§ **Objective**
Look through the material below for "title". Copy every line that contains it.

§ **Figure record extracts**

+ + + + + + +

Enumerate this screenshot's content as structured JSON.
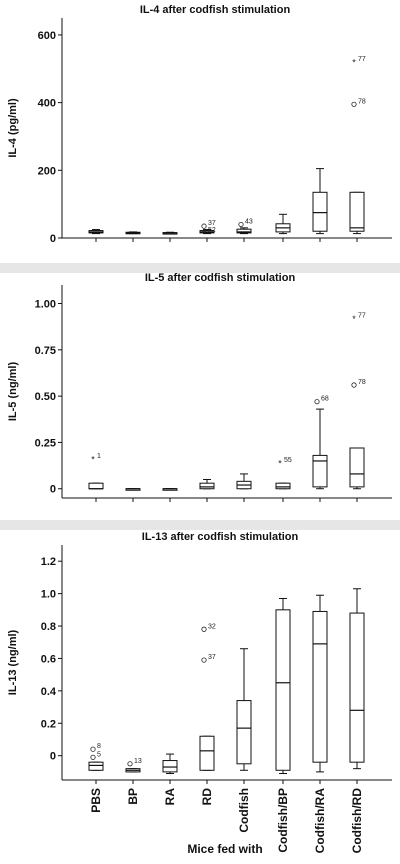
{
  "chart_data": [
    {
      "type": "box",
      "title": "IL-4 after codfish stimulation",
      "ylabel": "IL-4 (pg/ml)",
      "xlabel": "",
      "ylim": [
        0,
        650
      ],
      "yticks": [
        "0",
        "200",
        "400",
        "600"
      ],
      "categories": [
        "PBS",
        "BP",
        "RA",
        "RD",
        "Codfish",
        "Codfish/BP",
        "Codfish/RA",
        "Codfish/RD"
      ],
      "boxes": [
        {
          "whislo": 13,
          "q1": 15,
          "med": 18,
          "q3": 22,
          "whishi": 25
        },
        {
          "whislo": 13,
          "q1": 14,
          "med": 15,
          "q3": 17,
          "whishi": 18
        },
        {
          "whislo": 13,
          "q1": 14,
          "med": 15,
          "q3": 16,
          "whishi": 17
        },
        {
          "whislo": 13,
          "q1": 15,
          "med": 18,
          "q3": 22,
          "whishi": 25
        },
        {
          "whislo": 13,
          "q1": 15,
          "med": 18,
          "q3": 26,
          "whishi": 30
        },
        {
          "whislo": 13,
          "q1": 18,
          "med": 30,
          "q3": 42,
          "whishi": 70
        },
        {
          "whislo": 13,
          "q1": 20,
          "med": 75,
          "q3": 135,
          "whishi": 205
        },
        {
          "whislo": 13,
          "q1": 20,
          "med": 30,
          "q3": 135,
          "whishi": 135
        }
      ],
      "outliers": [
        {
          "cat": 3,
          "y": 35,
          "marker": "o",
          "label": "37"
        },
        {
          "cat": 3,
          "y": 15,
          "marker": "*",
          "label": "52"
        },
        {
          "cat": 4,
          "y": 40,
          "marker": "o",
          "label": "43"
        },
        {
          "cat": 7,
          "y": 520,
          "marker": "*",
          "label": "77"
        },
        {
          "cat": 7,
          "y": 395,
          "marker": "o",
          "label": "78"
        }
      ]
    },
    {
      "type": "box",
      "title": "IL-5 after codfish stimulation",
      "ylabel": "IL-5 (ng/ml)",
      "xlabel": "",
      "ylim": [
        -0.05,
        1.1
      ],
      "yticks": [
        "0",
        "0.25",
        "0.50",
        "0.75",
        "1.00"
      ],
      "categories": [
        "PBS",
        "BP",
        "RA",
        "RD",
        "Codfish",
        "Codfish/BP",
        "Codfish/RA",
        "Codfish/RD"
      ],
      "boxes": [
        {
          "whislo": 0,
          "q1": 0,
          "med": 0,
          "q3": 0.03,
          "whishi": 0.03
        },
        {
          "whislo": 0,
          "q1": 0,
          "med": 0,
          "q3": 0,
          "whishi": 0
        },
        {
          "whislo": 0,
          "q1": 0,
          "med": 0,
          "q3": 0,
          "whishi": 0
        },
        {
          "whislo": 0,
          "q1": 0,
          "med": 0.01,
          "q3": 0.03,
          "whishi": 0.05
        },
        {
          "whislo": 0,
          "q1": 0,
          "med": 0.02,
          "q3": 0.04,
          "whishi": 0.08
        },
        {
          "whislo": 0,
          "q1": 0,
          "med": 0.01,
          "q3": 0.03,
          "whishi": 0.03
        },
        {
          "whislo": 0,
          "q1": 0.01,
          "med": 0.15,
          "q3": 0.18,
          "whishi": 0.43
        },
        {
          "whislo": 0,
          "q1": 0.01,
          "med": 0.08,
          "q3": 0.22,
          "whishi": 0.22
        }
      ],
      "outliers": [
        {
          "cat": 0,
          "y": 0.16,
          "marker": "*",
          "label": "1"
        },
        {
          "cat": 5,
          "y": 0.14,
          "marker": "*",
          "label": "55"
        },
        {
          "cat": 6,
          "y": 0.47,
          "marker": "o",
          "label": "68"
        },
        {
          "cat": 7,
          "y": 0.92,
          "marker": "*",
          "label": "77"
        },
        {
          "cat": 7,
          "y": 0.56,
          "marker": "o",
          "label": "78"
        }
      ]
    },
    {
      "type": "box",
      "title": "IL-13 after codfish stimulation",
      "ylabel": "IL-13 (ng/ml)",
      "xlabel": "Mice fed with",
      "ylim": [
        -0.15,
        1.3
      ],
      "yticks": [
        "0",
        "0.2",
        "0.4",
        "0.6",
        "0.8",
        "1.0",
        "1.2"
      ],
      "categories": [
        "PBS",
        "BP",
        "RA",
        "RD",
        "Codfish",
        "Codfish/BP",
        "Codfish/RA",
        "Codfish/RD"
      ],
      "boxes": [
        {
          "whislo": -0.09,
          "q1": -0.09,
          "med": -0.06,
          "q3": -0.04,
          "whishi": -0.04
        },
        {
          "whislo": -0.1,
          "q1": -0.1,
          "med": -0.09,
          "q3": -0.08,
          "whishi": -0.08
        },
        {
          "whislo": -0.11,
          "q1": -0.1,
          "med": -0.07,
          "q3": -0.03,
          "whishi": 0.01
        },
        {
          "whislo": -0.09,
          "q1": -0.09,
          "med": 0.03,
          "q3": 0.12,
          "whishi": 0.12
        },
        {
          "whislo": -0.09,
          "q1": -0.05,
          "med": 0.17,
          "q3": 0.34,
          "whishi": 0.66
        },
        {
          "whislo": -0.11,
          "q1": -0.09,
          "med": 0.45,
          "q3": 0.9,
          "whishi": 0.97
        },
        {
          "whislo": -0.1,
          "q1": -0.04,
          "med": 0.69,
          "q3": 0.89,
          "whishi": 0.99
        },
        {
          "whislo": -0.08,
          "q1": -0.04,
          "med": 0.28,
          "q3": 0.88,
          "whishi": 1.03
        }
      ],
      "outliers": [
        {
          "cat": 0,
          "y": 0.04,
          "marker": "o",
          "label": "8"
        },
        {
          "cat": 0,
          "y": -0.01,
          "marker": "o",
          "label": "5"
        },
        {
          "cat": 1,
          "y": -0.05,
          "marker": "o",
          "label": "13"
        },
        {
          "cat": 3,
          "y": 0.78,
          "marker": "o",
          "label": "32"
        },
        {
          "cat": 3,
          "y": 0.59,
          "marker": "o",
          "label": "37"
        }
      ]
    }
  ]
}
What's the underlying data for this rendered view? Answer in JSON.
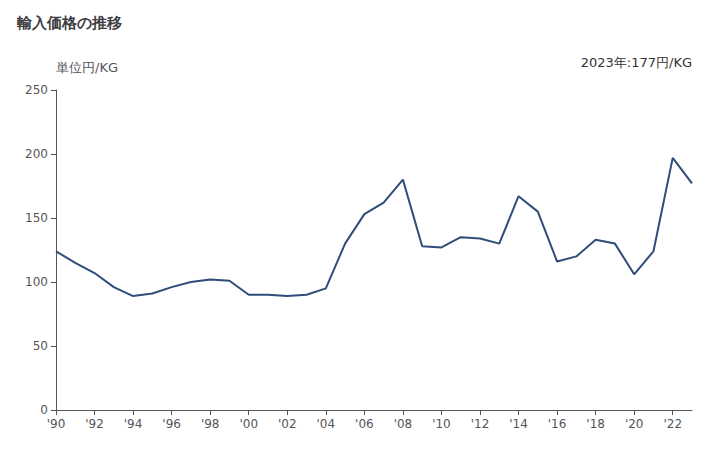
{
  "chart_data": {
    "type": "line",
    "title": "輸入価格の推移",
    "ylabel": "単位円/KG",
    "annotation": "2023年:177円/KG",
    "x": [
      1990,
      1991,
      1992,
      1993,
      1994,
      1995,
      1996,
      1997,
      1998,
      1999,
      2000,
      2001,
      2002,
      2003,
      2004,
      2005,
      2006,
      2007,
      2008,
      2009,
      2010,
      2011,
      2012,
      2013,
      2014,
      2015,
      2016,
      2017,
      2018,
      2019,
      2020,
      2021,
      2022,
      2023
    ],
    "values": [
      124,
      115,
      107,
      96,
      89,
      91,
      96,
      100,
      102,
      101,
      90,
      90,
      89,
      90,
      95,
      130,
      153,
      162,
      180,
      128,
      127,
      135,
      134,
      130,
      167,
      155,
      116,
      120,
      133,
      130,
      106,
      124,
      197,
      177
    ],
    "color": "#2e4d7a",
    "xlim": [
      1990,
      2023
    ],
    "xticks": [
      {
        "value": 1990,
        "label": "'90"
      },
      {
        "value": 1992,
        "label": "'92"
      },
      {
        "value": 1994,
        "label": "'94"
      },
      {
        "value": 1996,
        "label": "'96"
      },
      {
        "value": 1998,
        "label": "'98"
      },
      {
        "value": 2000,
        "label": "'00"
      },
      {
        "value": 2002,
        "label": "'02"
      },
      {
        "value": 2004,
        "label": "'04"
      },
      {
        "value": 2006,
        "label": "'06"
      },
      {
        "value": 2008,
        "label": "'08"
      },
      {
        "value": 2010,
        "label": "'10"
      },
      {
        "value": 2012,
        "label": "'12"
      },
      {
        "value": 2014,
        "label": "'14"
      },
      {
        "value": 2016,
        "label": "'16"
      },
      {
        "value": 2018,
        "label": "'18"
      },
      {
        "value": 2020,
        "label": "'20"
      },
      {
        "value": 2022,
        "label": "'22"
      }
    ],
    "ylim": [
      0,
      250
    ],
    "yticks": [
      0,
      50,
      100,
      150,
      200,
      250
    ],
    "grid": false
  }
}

+ + + + + + +

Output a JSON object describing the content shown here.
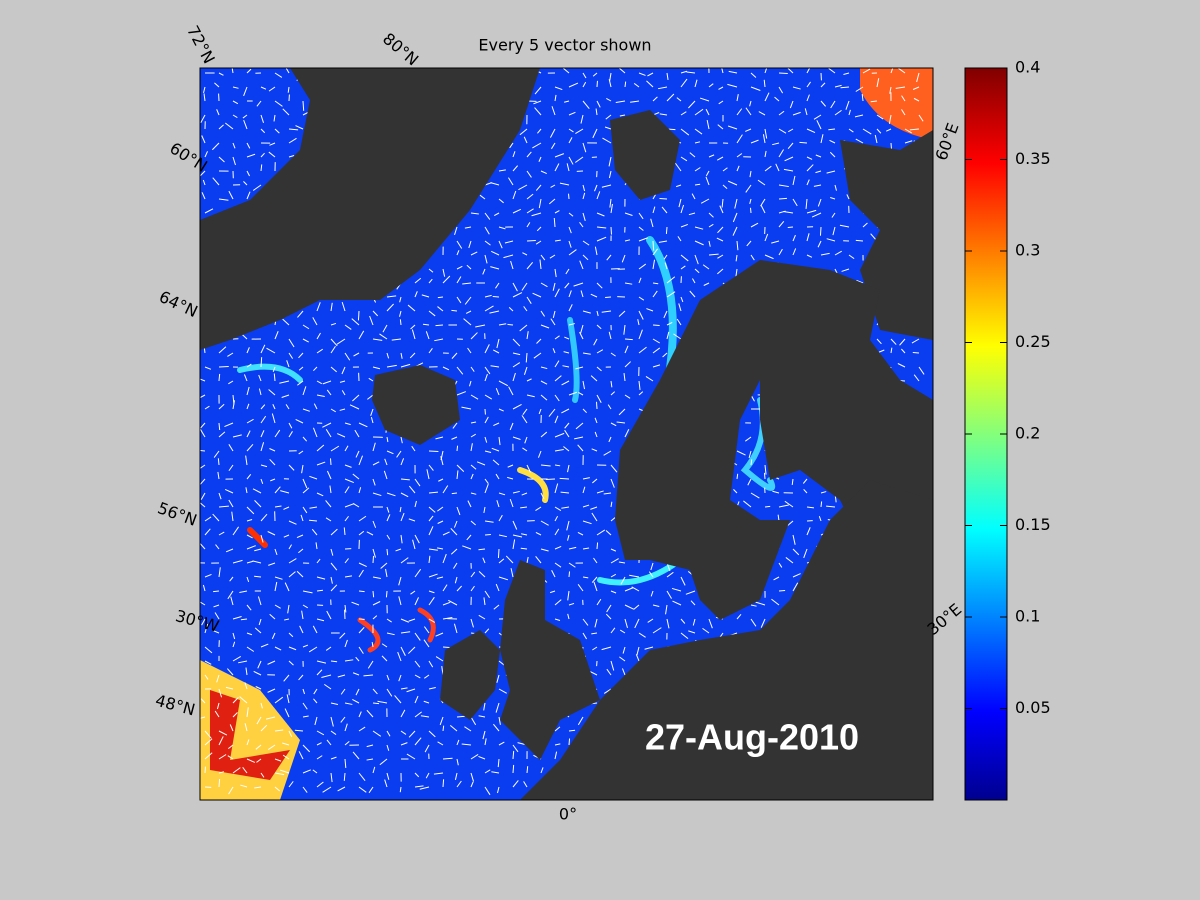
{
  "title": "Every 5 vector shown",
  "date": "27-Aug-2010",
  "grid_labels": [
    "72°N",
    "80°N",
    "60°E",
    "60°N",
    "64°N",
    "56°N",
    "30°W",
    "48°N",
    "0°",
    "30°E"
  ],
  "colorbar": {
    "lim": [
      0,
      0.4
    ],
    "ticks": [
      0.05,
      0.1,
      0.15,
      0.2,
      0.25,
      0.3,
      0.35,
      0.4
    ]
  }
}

+ + + + + + +

§ **Solution for this problem**
      "title": "IL-4 after codfish stimulation",
      "title": "IL-5 after codfish stimulation",
      "title": "IL-13 after codfish stimulation",
    "title": "輸入価格の推移",
  "title": "Every 5 vector shown",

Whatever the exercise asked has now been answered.